- To do:
Please transcribe the records precisely; pictures stay out of your copy.

- Record excerpts:
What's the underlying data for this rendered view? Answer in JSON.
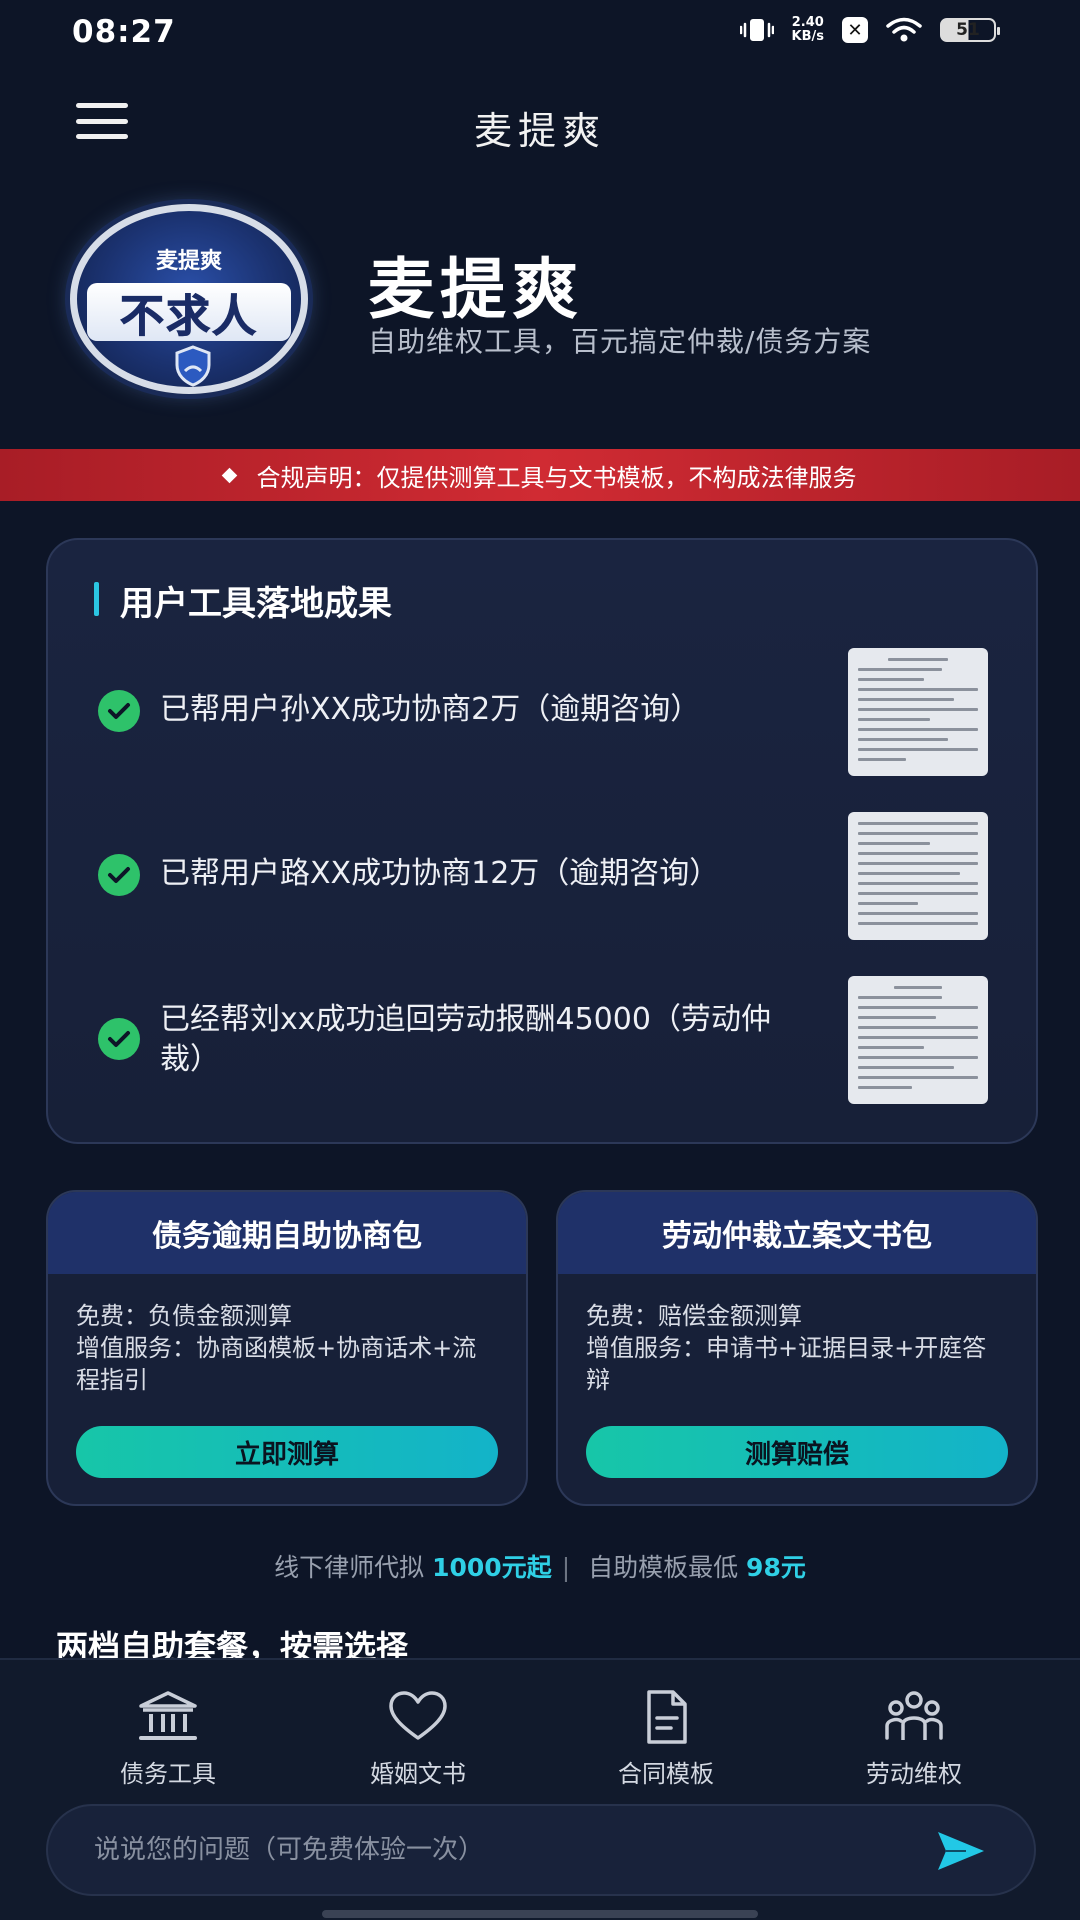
{
  "status_bar": {
    "time": "08:27",
    "net_speed_value": "2.40",
    "net_speed_unit": "KB/s",
    "battery": "51"
  },
  "header": {
    "title": "麦提爽"
  },
  "hero": {
    "logo_top_text": "麦提爽",
    "logo_main_text": "不求人",
    "brand_name": "麦提爽",
    "tagline": "自助维权工具，百元搞定仲裁/债务方案"
  },
  "compliance": {
    "text": "合规声明：仅提供测算工具与文书模板，不构成法律服务"
  },
  "results": {
    "title": "用户工具落地成果",
    "items": [
      {
        "text": "已帮用户孙XX成功协商2万（逾期咨询）"
      },
      {
        "text": "已帮用户路XX成功协商12万（逾期咨询）"
      },
      {
        "text": "已经帮刘xx成功追回劳动报酬45000（劳动仲裁）"
      }
    ]
  },
  "packages": [
    {
      "title": "债务逾期自助协商包",
      "free_line": "免费：负债金额测算",
      "value_line": "增值服务：协商函模板+协商话术+流程指引",
      "button": "立即测算"
    },
    {
      "title": "劳动仲裁立案文书包",
      "free_line": "免费：赔偿金额测算",
      "value_line": "增值服务：申请书+证据目录+开庭答辩",
      "button": "测算赔偿"
    }
  ],
  "price_note": {
    "prefix": "线下律师代拟 ",
    "lawyer_price": "1000元起",
    "separator": "|",
    "middle": " 自助模板最低 ",
    "self_price": "98元"
  },
  "section_heading": "两档自助套餐，按需选择",
  "bottom_nav": {
    "items": [
      {
        "label": "债务工具",
        "icon": "bank-icon"
      },
      {
        "label": "婚姻文书",
        "icon": "heart-icon"
      },
      {
        "label": "合同模板",
        "icon": "document-icon"
      },
      {
        "label": "劳动维权",
        "icon": "people-icon"
      }
    ]
  },
  "chat": {
    "placeholder": "说说您的问题（可免费体验一次）"
  },
  "colors": {
    "background": "#0d1527",
    "accent": "#2fd0e6",
    "button_gradient_start": "#17c6a8",
    "compliance_red": "#c8242d",
    "check_green": "#2ec26a"
  }
}
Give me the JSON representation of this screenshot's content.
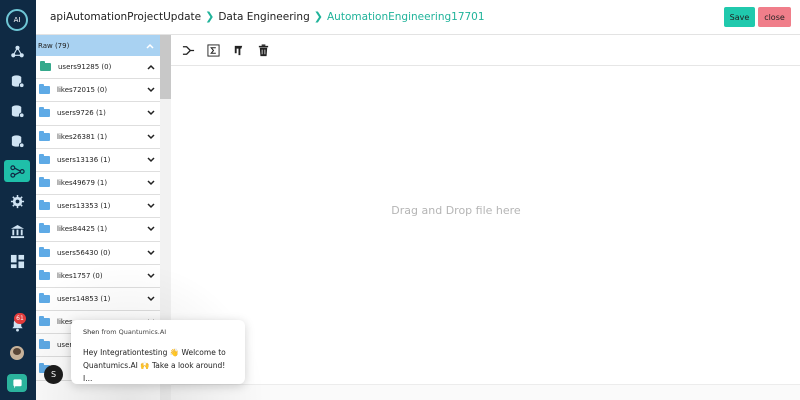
{
  "logo": {
    "text": "AI"
  },
  "header": {
    "breadcrumb": [
      "apiAutomationProjectUpdate",
      "Data Engineering",
      "AutomationEngineering17701"
    ],
    "save_label": "Save",
    "close_label": "close"
  },
  "colors": {
    "accent": "#20c9ad",
    "rail": "#0f2a44",
    "close": "#f07e8a",
    "tree_root": "#a9d2f2"
  },
  "notifications": {
    "count": "61"
  },
  "tree": {
    "root_label": "Raw (79)",
    "items": [
      {
        "label": "users91285 (0)",
        "expanded": true
      },
      {
        "label": "likes72015 (0)"
      },
      {
        "label": "users9726 (1)"
      },
      {
        "label": "likes26381 (1)"
      },
      {
        "label": "users13136 (1)"
      },
      {
        "label": "likes49679 (1)"
      },
      {
        "label": "users13353 (1)"
      },
      {
        "label": "likes84425 (1)"
      },
      {
        "label": "users56430 (0)"
      },
      {
        "label": "likes1757 (0)"
      },
      {
        "label": "users14853 (1)"
      },
      {
        "label": "likes"
      },
      {
        "label": "user"
      },
      {
        "label": ""
      }
    ]
  },
  "toolbar": {
    "icons": [
      "scissors-icon",
      "sigma-icon",
      "python-icon",
      "trash-icon"
    ]
  },
  "canvas": {
    "dropzone_text": "Drag and Drop file here"
  },
  "chat": {
    "sender": "Shen",
    "from_text": "from Quantumics.AI",
    "message": "Hey Integrationtesting 👋 Welcome to Quantumics.AI 🙌 Take a look around! I...",
    "avatar_letter": "S"
  }
}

- Written response:
What's the underlying data for this rendered view? Answer in JSON.
{
  "status_bar": {
    "time": "08:27",
    "net_speed_value": "2.40",
    "net_speed_unit": "KB/s",
    "battery": "51"
  },
  "header": {
    "title": "麦提爽"
  },
  "hero": {
    "logo_top_text": "麦提爽",
    "logo_main_text": "不求人",
    "brand_name": "麦提爽",
    "tagline": "自助维权工具，百元搞定仲裁/债务方案"
  },
  "compliance": {
    "text": "合规声明：仅提供测算工具与文书模板，不构成法律服务"
  },
  "results": {
    "title": "用户工具落地成果",
    "items": [
      {
        "text": "已帮用户孙XX成功协商2万（逾期咨询）"
      },
      {
        "text": "已帮用户路XX成功协商12万（逾期咨询）"
      },
      {
        "text": "已经帮刘xx成功追回劳动报酬45000（劳动仲裁）"
      }
    ]
  },
  "packages": [
    {
      "title": "债务逾期自助协商包",
      "free_line": "免费：负债金额测算",
      "value_line": "增值服务：协商函模板+协商话术+流程指引",
      "button": "立即测算"
    },
    {
      "title": "劳动仲裁立案文书包",
      "free_line": "免费：赔偿金额测算",
      "value_line": "增值服务：申请书+证据目录+开庭答辩",
      "button": "测算赔偿"
    }
  ],
  "price_note": {
    "prefix": "线下律师代拟 ",
    "lawyer_price": "1000元起",
    "separator": "|",
    "middle": " 自助模板最低 ",
    "self_price": "98元"
  },
  "section_heading": "两档自助套餐，按需选择",
  "bottom_nav": {
    "items": [
      {
        "label": "债务工具",
        "icon": "bank-icon"
      },
      {
        "label": "婚姻文书",
        "icon": "heart-icon"
      },
      {
        "label": "合同模板",
        "icon": "document-icon"
      },
      {
        "label": "劳动维权",
        "icon": "people-icon"
      }
    ]
  },
  "chat": {
    "placeholder": "说说您的问题（可免费体验一次）"
  },
  "colors": {
    "background": "#0d1527",
    "accent": "#2fd0e6",
    "button_gradient_start": "#17c6a8",
    "compliance_red": "#c8242d",
    "check_green": "#2ec26a"
  }
}
Give me the JSON representation of this screenshot's content.
{
  "logo": {
    "text": "AI"
  },
  "header": {
    "breadcrumb": [
      "apiAutomationProjectUpdate",
      "Data Engineering",
      "AutomationEngineering17701"
    ],
    "save_label": "Save",
    "close_label": "close"
  },
  "colors": {
    "accent": "#20c9ad",
    "rail": "#0f2a44",
    "close": "#f07e8a",
    "tree_root": "#a9d2f2"
  },
  "notifications": {
    "count": "61"
  },
  "tree": {
    "root_label": "Raw (79)",
    "items": [
      {
        "label": "users91285 (0)",
        "expanded": true
      },
      {
        "label": "likes72015 (0)"
      },
      {
        "label": "users9726 (1)"
      },
      {
        "label": "likes26381 (1)"
      },
      {
        "label": "users13136 (1)"
      },
      {
        "label": "likes49679 (1)"
      },
      {
        "label": "users13353 (1)"
      },
      {
        "label": "likes84425 (1)"
      },
      {
        "label": "users56430 (0)"
      },
      {
        "label": "likes1757 (0)"
      },
      {
        "label": "users14853 (1)"
      },
      {
        "label": "likes"
      },
      {
        "label": "user"
      },
      {
        "label": ""
      }
    ]
  },
  "toolbar": {
    "icons": [
      "scissors-icon",
      "sigma-icon",
      "python-icon",
      "trash-icon"
    ]
  },
  "canvas": {
    "dropzone_text": "Drag and Drop file here"
  },
  "chat": {
    "sender": "Shen",
    "from_text": "from Quantumics.AI",
    "message": "Hey Integrationtesting 👋 Welcome to Quantumics.AI 🙌 Take a look around! I...",
    "avatar_letter": "S"
  }
}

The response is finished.